Exercise description: Filter these entries so that only lines with the word "Financials" remain.

- - - - -

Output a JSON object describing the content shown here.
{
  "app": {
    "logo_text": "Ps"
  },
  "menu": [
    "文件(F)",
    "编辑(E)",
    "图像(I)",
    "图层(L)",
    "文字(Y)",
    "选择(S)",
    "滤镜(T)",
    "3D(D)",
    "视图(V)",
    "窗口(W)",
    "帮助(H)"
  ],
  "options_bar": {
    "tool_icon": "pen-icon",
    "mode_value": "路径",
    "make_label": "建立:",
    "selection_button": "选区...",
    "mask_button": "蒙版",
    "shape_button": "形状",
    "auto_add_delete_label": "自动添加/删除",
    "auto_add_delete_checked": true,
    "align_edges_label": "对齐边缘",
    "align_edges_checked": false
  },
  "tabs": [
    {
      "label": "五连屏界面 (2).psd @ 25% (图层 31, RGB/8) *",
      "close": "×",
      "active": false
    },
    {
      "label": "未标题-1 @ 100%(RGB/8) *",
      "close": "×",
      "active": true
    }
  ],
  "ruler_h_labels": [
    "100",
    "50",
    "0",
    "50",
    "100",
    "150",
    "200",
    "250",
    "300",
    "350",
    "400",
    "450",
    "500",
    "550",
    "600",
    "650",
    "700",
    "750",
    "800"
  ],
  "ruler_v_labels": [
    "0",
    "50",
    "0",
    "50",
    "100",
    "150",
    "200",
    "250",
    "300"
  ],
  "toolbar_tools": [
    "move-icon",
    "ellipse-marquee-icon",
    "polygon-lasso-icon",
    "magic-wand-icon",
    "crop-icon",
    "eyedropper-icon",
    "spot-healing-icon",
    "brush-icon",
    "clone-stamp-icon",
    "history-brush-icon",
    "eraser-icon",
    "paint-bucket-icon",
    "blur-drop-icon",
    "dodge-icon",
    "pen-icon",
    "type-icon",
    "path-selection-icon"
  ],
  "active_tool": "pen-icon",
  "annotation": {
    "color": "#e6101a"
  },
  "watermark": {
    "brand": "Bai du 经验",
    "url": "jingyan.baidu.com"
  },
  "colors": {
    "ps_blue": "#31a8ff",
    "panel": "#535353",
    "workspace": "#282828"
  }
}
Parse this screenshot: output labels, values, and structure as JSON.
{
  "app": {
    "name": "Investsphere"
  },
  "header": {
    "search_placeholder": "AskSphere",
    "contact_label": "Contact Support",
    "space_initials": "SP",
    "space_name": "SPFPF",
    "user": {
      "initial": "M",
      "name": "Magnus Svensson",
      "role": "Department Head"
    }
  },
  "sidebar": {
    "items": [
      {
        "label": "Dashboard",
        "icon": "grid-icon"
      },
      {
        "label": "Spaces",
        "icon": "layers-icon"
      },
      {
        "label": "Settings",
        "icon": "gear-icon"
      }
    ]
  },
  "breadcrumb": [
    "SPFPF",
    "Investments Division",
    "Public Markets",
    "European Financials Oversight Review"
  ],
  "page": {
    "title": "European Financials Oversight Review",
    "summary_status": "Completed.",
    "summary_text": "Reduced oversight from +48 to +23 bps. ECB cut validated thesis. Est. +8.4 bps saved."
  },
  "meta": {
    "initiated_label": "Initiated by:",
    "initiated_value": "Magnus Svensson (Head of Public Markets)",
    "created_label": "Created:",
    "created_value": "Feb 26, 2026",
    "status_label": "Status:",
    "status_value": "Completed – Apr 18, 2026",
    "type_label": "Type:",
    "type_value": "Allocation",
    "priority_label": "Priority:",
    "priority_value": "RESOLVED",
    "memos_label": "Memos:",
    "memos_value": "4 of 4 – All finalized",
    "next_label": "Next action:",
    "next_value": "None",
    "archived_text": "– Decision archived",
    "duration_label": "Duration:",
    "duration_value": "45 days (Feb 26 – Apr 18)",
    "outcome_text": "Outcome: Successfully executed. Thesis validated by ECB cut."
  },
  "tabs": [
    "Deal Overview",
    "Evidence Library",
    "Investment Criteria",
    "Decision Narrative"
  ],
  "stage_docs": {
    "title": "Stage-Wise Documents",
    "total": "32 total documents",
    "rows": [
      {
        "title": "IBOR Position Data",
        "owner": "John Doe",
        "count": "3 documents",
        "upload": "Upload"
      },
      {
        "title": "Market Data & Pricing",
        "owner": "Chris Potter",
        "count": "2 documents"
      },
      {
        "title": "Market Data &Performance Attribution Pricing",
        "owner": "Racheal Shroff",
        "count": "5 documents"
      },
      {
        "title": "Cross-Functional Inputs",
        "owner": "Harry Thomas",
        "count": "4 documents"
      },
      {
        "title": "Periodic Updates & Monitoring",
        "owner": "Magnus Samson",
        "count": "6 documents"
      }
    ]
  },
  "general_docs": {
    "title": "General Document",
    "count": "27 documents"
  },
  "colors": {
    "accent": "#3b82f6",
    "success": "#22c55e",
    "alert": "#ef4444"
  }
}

- - - - -

Answer to this task:
    "European Financials Oversight Review"
    "title": "European Financials Oversight Review",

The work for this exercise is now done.